▶ _Requirements_: Gather all lines in the records below that include the word "femme".

════

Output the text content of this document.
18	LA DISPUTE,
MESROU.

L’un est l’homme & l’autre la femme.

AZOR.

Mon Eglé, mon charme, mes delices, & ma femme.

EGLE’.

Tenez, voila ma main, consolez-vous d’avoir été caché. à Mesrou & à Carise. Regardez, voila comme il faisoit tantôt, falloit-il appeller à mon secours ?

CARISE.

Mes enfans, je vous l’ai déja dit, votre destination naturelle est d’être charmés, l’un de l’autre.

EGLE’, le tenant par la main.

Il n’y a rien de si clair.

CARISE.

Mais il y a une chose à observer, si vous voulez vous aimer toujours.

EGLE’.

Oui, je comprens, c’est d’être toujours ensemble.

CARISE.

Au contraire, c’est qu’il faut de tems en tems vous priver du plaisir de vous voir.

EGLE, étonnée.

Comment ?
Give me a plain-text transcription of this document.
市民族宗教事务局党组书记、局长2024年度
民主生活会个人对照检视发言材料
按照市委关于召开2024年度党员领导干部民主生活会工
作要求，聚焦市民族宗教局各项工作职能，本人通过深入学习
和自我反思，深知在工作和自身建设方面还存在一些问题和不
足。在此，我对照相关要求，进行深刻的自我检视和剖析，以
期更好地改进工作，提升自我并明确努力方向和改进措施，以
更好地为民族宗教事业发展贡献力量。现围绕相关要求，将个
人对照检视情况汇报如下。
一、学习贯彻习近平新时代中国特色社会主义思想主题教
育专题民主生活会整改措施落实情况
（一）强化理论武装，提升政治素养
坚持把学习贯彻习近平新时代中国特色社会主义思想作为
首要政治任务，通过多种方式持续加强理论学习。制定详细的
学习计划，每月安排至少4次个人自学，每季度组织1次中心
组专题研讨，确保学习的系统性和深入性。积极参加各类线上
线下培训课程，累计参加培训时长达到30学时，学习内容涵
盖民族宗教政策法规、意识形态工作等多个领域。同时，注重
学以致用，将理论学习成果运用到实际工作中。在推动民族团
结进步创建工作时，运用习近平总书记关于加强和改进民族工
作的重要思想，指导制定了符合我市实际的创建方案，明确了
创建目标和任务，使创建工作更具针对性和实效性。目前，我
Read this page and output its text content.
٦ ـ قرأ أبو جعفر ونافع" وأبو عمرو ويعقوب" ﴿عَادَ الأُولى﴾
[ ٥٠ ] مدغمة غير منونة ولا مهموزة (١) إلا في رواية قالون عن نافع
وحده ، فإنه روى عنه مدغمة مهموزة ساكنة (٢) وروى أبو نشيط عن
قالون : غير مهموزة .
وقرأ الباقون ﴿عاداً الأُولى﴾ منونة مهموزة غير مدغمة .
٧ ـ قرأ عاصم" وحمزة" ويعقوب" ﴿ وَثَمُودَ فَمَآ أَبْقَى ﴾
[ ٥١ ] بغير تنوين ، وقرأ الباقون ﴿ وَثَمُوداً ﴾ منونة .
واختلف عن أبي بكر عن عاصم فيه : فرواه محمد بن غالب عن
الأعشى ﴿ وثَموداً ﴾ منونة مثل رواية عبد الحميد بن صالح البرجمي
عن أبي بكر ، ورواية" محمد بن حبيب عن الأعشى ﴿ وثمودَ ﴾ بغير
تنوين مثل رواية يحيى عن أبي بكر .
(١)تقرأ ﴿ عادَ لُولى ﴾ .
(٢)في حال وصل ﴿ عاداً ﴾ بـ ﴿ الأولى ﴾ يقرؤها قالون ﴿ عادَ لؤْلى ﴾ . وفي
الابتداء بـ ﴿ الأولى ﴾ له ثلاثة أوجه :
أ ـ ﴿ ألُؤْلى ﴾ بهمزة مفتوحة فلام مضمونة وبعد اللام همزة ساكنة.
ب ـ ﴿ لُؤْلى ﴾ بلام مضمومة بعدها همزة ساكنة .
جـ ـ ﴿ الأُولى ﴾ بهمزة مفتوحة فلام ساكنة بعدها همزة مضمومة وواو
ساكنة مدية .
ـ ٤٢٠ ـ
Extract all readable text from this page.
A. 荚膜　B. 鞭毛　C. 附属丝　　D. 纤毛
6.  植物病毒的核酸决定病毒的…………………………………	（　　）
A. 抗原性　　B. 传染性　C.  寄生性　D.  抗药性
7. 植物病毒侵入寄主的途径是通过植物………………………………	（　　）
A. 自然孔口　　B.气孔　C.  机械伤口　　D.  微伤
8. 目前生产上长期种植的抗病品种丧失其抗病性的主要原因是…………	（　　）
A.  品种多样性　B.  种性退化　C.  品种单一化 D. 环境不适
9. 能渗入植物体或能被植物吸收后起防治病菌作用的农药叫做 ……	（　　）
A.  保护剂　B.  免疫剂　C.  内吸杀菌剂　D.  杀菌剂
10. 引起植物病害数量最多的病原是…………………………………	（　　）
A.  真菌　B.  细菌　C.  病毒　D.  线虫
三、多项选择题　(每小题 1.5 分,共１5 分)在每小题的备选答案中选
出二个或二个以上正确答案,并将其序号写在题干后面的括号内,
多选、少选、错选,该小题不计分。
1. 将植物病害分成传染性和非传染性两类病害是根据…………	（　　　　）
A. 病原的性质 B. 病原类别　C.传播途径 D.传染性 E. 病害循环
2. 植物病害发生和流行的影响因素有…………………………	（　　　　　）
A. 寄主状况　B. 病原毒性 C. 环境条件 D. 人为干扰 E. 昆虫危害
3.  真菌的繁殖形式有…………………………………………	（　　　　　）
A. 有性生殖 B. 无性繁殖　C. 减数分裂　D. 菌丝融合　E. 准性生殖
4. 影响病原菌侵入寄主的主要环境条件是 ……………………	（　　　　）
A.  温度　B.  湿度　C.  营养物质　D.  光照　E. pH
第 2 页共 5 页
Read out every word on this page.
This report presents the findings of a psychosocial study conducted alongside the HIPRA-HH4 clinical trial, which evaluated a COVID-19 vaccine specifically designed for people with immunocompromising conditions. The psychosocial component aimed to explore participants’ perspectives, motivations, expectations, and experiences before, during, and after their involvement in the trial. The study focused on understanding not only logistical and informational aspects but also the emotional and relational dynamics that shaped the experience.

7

════

▶ _Solution to the problem_:
L’un est l’homme & l’autre la femme.
Mon Eglé, mon charme, mes delices, & ma femme.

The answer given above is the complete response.